[Stored records]
━━━

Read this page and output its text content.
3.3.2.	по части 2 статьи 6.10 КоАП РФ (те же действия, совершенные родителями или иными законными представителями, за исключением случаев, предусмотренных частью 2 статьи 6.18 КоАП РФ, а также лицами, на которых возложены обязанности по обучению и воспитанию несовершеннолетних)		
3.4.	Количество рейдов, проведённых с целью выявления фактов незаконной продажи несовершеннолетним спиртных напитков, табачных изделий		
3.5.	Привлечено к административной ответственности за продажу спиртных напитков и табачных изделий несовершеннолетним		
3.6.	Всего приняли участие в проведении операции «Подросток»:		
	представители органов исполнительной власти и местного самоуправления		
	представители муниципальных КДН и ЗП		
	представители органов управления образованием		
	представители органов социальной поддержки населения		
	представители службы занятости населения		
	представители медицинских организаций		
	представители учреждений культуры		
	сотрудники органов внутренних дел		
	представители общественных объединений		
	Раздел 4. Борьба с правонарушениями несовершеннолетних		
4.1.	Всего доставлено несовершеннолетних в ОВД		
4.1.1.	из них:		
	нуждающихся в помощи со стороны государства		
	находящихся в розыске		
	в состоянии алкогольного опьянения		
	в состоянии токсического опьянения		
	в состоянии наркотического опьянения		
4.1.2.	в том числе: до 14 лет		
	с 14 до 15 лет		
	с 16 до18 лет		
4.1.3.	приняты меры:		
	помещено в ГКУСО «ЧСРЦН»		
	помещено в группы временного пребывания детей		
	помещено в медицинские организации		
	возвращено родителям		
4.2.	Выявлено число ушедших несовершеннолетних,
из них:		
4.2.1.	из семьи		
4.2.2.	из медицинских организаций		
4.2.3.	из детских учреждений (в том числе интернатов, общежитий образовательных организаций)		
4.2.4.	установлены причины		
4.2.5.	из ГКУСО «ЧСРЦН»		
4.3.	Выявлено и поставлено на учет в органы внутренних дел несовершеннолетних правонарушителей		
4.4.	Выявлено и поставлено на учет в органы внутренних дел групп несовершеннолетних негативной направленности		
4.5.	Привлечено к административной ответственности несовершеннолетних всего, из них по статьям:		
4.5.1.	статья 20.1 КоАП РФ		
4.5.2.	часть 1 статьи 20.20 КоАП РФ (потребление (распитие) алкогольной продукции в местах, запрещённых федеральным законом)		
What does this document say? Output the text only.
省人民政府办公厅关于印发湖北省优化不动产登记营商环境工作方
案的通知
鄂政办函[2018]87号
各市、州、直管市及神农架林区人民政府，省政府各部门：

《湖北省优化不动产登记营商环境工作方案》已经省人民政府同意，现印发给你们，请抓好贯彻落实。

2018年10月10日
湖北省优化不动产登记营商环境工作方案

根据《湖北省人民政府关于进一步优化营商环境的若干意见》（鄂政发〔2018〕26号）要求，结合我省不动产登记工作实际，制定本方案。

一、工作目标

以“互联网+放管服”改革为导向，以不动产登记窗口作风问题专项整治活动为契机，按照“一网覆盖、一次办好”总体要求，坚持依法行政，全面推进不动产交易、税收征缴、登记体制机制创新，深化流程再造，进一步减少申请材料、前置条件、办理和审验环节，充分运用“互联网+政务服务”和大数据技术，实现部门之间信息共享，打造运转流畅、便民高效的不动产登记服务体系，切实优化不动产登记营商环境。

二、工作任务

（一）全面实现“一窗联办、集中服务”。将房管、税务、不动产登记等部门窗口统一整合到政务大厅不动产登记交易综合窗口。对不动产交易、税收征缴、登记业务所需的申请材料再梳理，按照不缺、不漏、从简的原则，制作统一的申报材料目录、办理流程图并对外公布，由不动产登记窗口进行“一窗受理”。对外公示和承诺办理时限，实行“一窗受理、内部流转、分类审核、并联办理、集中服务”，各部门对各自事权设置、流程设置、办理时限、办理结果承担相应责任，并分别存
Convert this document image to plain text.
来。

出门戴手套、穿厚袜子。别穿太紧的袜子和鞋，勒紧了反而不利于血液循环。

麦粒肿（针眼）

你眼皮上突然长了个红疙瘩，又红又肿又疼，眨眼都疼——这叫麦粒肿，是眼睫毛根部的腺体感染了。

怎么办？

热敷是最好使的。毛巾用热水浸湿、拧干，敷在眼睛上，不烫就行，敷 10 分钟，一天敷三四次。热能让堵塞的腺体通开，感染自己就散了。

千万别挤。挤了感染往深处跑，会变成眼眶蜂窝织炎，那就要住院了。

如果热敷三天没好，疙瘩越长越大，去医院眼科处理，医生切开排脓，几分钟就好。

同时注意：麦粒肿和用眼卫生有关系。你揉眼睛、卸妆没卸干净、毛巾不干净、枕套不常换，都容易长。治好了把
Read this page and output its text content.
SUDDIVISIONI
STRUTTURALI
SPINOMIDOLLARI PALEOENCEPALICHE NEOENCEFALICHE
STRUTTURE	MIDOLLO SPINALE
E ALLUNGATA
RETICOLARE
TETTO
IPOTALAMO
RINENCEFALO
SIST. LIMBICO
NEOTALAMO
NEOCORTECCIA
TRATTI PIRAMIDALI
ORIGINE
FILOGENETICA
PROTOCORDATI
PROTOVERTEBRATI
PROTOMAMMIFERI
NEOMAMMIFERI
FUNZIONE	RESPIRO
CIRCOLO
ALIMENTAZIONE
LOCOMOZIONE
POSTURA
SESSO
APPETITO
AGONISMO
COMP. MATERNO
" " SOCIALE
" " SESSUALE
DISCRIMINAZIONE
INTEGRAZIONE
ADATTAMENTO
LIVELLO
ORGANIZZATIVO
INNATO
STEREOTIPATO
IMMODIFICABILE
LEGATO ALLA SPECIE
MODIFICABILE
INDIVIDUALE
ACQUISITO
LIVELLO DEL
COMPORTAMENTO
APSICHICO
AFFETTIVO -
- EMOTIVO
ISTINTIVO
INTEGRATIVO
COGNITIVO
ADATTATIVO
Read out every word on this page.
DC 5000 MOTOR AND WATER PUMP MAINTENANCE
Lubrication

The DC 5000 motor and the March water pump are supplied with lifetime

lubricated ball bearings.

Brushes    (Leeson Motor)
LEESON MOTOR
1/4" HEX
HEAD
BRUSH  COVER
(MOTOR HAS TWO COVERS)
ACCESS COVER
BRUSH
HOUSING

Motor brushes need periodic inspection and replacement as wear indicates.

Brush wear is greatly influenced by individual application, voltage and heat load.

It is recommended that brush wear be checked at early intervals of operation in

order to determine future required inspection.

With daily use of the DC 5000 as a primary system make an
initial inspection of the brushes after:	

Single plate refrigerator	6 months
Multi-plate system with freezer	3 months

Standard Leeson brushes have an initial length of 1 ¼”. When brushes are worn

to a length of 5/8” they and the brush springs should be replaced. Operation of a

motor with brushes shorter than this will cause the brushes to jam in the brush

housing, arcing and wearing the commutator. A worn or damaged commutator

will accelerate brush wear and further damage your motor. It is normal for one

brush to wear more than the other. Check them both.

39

━━━

*EXERCISE*. Every line in the data that holds "учреждений" should be copied out.

*RESULT*.
	представители учреждений культуры		
4.2.3.	из детских учреждений (в том числе интернатов, общежитий образовательных организаций)		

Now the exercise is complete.